▼▼▼
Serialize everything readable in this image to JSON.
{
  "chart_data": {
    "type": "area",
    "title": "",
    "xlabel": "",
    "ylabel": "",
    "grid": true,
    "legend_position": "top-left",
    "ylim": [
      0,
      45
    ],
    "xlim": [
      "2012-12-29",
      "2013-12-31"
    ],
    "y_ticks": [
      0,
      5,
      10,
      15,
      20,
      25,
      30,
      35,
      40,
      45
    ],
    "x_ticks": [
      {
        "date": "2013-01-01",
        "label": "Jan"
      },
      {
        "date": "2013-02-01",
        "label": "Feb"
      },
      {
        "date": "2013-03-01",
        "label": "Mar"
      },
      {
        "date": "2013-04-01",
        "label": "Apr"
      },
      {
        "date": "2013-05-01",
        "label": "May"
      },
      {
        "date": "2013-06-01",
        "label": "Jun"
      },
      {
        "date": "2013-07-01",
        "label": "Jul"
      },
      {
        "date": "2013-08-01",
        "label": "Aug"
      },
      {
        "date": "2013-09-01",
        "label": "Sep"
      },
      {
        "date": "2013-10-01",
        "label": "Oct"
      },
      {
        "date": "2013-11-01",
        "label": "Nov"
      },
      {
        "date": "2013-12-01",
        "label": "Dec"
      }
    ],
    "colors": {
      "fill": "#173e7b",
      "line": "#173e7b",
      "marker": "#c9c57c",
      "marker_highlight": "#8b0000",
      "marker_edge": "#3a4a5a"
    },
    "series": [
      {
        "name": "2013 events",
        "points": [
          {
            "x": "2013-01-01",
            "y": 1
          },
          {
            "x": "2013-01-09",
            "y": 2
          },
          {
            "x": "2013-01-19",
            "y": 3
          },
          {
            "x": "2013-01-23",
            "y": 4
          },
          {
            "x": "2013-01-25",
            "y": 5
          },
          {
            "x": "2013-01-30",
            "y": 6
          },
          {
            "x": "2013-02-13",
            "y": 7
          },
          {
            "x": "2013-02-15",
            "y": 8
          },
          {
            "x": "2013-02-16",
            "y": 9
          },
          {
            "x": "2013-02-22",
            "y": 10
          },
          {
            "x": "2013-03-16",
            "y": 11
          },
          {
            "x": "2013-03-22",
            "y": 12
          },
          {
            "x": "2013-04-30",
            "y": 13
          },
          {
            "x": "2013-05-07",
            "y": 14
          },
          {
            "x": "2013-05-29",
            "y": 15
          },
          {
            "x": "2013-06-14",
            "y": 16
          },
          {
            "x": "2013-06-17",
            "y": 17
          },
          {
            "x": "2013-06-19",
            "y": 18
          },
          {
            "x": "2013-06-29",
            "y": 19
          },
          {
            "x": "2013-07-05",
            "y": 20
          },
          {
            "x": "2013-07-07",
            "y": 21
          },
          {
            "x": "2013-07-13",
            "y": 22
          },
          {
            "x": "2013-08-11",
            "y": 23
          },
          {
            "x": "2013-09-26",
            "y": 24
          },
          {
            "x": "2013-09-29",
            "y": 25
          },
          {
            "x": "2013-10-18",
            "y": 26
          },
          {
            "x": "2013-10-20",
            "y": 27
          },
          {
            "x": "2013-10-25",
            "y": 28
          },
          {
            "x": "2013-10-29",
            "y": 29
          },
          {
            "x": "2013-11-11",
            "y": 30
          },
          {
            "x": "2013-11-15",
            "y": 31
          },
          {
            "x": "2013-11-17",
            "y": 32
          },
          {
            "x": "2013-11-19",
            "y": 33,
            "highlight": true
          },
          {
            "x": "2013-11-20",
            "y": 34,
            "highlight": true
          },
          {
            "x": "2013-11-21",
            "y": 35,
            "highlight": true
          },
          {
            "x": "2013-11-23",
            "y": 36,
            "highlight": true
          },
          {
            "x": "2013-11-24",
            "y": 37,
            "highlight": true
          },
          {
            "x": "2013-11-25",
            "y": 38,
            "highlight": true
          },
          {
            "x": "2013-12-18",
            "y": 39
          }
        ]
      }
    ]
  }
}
▲▲▲
◆ **The task**: Extract each line of the material exactly as it stands.

◆ **Full solution**:
Serialize everything readable in this image to JSON.
{
  "chart_data": {
    "type": "area",
    "title": "",
    "xlabel": "",
    "ylabel": "",
    "grid": true,
    "legend_position": "top-left",
    "ylim": [
      0,
      45
    ],
    "xlim": [
      "2012-12-29",
      "2013-12-31"
    ],
    "y_ticks": [
      0,
      5,
      10,
      15,
      20,
      25,
      30,
      35,
      40,
      45
    ],
    "x_ticks": [
      {
        "date": "2013-01-01",
        "label": "Jan"
      },
      {
        "date": "2013-02-01",
        "label": "Feb"
      },
      {
        "date": "2013-03-01",
        "label": "Mar"
      },
      {
        "date": "2013-04-01",
        "label": "Apr"
      },
      {
        "date": "2013-05-01",
        "label": "May"
      },
      {
        "date": "2013-06-01",
        "label": "Jun"
      },
      {
        "date": "2013-07-01",
        "label": "Jul"
      },
      {
        "date": "2013-08-01",
        "label": "Aug"
      },
      {
        "date": "2013-09-01",
        "label": "Sep"
      },
      {
        "date": "2013-10-01",
        "label": "Oct"
      },
      {
        "date": "2013-11-01",
        "label": "Nov"
      },
      {
        "date": "2013-12-01",
        "label": "Dec"
      }
    ],
    "colors": {
      "fill": "#173e7b",
      "line": "#173e7b",
      "marker": "#c9c57c",
      "marker_highlight": "#8b0000",
      "marker_edge": "#3a4a5a"
    },
    "series": [
      {
        "name": "2013 events",
        "points": [
          {
            "x": "2013-01-01",
            "y": 1
          },
          {
            "x": "2013-01-09",
            "y": 2
          },
          {
            "x": "2013-01-19",
            "y": 3
          },
          {
            "x": "2013-01-23",
            "y": 4
          },
          {
            "x": "2013-01-25",
            "y": 5
          },
          {
            "x": "2013-01-30",
            "y": 6
          },
          {
            "x": "2013-02-13",
            "y": 7
          },
          {
            "x": "2013-02-15",
            "y": 8
          },
          {
            "x": "2013-02-16",
            "y": 9
          },
          {
            "x": "2013-02-22",
            "y": 10
          },
          {
            "x": "2013-03-16",
            "y": 11
          },
          {
            "x": "2013-03-22",
            "y": 12
          },
          {
            "x": "2013-04-30",
            "y": 13
          },
          {
            "x": "2013-05-07",
            "y": 14
          },
          {
            "x": "2013-05-29",
            "y": 15
          },
          {
            "x": "2013-06-14",
            "y": 16
          },
          {
            "x": "2013-06-17",
            "y": 17
          },
          {
            "x": "2013-06-19",
            "y": 18
          },
          {
            "x": "2013-06-29",
            "y": 19
          },
          {
            "x": "2013-07-05",
            "y": 20
          },
          {
            "x": "2013-07-07",
            "y": 21
          },
          {
            "x": "2013-07-13",
            "y": 22
          },
          {
            "x": "2013-08-11",
            "y": 23
          },
          {
            "x": "2013-09-26",
            "y": 24
          },
          {
            "x": "2013-09-29",
            "y": 25
          },
          {
            "x": "2013-10-18",
            "y": 26
          },
          {
            "x": "2013-10-20",
            "y": 27
          },
          {
            "x": "2013-10-25",
            "y": 28
          },
          {
            "x": "2013-10-29",
            "y": 29
          },
          {
            "x": "2013-11-11",
            "y": 30
          },
          {
            "x": "2013-11-15",
            "y": 31
          },
          {
            "x": "2013-11-17",
            "y": 32
          },
          {
            "x": "2013-11-19",
            "y": 33,
            "highlight": true
          },
          {
            "x": "2013-11-20",
            "y": 34,
            "highlight": true
          },
          {
            "x": "2013-11-21",
            "y": 35,
            "highlight": true
          },
          {
            "x": "2013-11-23",
            "y": 36,
            "highlight": true
          },
          {
            "x": "2013-11-24",
            "y": 37,
            "highlight": true
          },
          {
            "x": "2013-11-25",
            "y": 38,
            "highlight": true
          },
          {
            "x": "2013-12-18",
            "y": 39
          }
        ]
      }
    ]
  }
}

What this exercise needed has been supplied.